• Written request: Scan the lines and state how many carry "Population". Leave out everything but the number.
--
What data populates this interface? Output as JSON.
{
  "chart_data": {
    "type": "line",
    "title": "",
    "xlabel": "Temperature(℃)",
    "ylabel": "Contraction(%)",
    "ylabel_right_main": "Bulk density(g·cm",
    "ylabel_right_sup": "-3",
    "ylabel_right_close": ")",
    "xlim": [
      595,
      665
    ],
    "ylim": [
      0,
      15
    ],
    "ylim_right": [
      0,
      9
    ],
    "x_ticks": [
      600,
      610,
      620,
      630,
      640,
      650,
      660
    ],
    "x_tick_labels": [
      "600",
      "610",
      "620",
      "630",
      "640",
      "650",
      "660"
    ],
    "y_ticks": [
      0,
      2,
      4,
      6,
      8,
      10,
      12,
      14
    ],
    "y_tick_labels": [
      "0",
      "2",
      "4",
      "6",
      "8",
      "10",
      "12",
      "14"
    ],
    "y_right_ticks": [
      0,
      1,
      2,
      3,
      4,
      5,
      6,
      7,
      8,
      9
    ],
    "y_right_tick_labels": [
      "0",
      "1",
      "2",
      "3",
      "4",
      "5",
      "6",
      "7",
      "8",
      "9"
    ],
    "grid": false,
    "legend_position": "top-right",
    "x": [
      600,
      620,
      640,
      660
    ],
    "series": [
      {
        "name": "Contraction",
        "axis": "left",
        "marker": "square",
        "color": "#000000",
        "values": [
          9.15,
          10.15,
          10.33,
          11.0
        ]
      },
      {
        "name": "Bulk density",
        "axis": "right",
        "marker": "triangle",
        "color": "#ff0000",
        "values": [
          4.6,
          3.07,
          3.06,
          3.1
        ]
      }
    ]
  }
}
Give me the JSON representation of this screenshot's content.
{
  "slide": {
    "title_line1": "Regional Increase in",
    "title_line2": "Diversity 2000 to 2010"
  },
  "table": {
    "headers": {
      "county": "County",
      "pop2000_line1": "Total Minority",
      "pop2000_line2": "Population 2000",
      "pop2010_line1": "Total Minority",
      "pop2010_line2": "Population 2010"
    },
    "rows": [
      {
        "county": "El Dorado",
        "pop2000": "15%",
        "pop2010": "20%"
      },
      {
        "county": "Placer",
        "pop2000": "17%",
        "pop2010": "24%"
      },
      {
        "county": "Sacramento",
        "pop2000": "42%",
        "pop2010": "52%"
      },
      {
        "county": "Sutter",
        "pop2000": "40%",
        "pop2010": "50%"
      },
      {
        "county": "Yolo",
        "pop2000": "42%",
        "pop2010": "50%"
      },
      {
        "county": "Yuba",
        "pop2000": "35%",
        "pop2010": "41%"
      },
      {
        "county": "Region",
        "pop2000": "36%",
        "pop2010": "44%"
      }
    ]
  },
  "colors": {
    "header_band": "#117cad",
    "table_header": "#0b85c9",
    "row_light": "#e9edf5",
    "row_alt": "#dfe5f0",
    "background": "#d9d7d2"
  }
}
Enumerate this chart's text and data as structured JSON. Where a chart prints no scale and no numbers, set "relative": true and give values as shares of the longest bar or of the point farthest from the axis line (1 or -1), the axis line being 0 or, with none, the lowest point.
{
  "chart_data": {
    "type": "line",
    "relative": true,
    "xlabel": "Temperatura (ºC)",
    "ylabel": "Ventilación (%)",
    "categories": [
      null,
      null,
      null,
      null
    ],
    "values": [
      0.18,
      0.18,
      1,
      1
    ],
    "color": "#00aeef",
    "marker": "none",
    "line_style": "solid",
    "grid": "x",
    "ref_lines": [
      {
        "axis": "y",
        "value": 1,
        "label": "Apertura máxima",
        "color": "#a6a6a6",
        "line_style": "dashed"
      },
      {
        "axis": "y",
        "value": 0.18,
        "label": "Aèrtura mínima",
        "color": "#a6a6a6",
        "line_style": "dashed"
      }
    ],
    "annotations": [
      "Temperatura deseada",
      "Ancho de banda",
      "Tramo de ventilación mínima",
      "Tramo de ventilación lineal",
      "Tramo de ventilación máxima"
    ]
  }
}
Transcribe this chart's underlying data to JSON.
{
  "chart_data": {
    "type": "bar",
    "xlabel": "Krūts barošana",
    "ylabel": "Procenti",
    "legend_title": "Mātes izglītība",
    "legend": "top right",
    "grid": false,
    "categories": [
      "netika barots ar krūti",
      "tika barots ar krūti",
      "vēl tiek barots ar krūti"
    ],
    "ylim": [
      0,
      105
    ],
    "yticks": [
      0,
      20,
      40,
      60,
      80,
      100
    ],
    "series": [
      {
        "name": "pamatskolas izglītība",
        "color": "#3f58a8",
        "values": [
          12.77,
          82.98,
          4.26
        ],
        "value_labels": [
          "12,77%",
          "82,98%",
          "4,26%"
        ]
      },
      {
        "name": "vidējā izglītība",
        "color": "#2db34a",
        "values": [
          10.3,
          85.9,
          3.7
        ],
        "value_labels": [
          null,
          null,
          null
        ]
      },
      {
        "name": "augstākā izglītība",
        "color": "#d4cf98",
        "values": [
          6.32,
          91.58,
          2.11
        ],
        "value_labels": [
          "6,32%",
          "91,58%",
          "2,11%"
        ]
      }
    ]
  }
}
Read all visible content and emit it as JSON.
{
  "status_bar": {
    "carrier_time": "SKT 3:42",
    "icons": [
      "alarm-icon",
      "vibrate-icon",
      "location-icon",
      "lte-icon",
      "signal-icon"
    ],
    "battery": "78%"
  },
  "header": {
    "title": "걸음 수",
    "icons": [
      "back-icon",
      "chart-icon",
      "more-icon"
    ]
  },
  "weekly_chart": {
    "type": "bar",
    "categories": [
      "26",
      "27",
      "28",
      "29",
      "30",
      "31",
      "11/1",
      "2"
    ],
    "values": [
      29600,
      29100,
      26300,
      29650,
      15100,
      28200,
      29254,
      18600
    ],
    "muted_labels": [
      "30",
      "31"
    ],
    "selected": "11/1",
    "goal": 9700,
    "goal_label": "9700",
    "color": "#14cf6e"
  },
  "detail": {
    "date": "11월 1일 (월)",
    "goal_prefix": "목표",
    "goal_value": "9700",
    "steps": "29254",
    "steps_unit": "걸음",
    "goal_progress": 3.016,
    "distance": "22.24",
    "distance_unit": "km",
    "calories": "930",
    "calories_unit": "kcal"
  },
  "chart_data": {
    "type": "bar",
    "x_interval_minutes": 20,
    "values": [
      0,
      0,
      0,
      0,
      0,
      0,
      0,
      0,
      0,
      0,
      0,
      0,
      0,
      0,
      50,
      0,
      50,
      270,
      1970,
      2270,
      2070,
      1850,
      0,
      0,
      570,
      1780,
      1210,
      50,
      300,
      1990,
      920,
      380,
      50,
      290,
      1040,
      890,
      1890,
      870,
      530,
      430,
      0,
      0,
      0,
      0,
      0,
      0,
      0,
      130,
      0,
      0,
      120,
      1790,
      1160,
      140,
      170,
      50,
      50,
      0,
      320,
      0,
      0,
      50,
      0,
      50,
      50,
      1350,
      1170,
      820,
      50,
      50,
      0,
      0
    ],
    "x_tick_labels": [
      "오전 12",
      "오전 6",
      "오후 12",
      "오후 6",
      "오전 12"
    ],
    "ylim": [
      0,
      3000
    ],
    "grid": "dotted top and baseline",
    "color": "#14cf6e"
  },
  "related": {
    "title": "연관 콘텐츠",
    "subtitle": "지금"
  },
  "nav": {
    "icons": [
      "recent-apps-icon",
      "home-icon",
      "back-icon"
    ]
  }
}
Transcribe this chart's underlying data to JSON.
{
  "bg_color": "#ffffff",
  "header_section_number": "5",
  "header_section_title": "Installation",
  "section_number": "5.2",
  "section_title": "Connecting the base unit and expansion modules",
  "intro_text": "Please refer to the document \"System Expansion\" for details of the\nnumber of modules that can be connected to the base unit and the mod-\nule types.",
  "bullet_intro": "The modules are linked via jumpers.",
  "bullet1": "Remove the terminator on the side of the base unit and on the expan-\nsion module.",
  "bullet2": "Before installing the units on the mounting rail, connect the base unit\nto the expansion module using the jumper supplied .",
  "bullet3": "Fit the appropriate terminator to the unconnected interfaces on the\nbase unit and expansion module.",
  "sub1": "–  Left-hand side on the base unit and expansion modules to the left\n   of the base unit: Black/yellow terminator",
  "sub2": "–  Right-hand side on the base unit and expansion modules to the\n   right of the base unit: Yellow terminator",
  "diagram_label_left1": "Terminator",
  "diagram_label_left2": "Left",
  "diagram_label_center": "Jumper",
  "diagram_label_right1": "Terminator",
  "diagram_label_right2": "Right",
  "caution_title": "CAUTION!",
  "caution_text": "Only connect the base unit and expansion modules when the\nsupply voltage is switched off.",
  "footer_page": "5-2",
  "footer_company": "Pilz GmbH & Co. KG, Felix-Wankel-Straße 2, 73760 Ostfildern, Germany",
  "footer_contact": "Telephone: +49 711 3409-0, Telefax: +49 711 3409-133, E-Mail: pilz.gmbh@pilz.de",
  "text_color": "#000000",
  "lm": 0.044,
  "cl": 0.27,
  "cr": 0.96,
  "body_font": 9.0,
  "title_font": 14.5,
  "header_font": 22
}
--
• Answer to this task: 2